▶ EXERCISE DETAILS:
Every line of the data that contains the string "vintrace" must be copied.

+ + + + +

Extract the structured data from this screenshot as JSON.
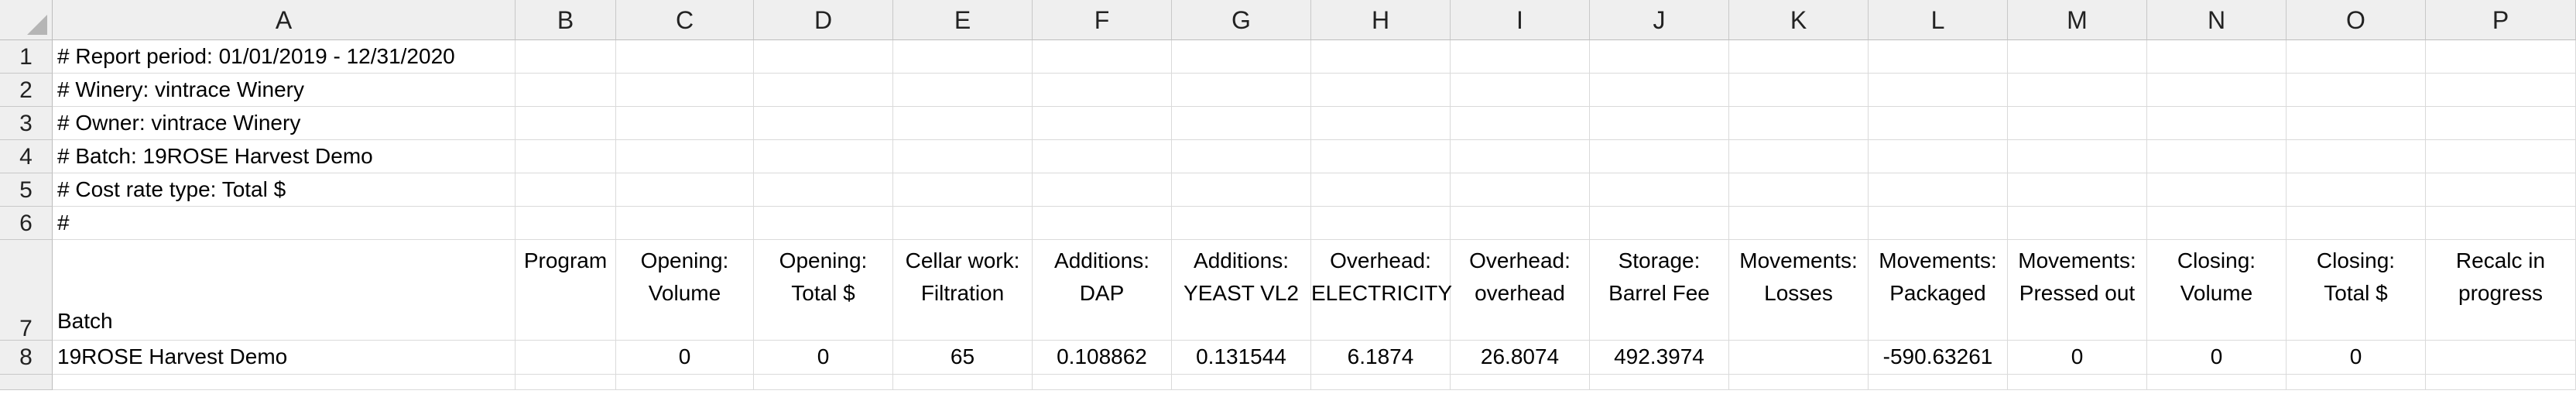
{
  "columns": [
    "A",
    "B",
    "C",
    "D",
    "E",
    "F",
    "G",
    "H",
    "I",
    "J",
    "K",
    "L",
    "M",
    "N",
    "O",
    "P"
  ],
  "rows": [
    "1",
    "2",
    "3",
    "4",
    "5",
    "6",
    "7",
    "8"
  ],
  "meta_lines": [
    "#  Report period: 01/01/2019 - 12/31/2020",
    "#  Winery: vintrace Winery",
    "#  Owner: vintrace Winery",
    "#  Batch: 19ROSE Harvest Demo",
    "#  Cost rate type: Total $",
    "#"
  ],
  "header_row": {
    "A": "Batch",
    "B": "Program",
    "C": "Opening:\nVolume",
    "D": "Opening:\nTotal $",
    "E": "Cellar work:\nFiltration",
    "F": "Additions:\nDAP",
    "G": "Additions:\nYEAST VL2",
    "H": "Overhead:\nELECTRICITY",
    "I": "Overhead:\noverhead",
    "J": "Storage:\nBarrel Fee",
    "K": "Movements:\nLosses",
    "L": "Movements:\nPackaged",
    "M": "Movements:\nPressed out",
    "N": "Closing:\nVolume",
    "O": "Closing:\nTotal $",
    "P": "Recalc in\nprogress"
  },
  "data_row": {
    "A": "19ROSE Harvest Demo",
    "B": "",
    "C": "0",
    "D": "0",
    "E": "65",
    "F": "0.108862",
    "G": "0.131544",
    "H": "6.1874",
    "I": "26.8074",
    "J": "492.3974",
    "K": "",
    "L": "-590.63261",
    "M": "0",
    "N": "0",
    "O": "0",
    "P": ""
  }
}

+ + + + +

▶ TASK RESULT:
    "#  Winery: vintrace Winery",
    "#  Owner: vintrace Winery",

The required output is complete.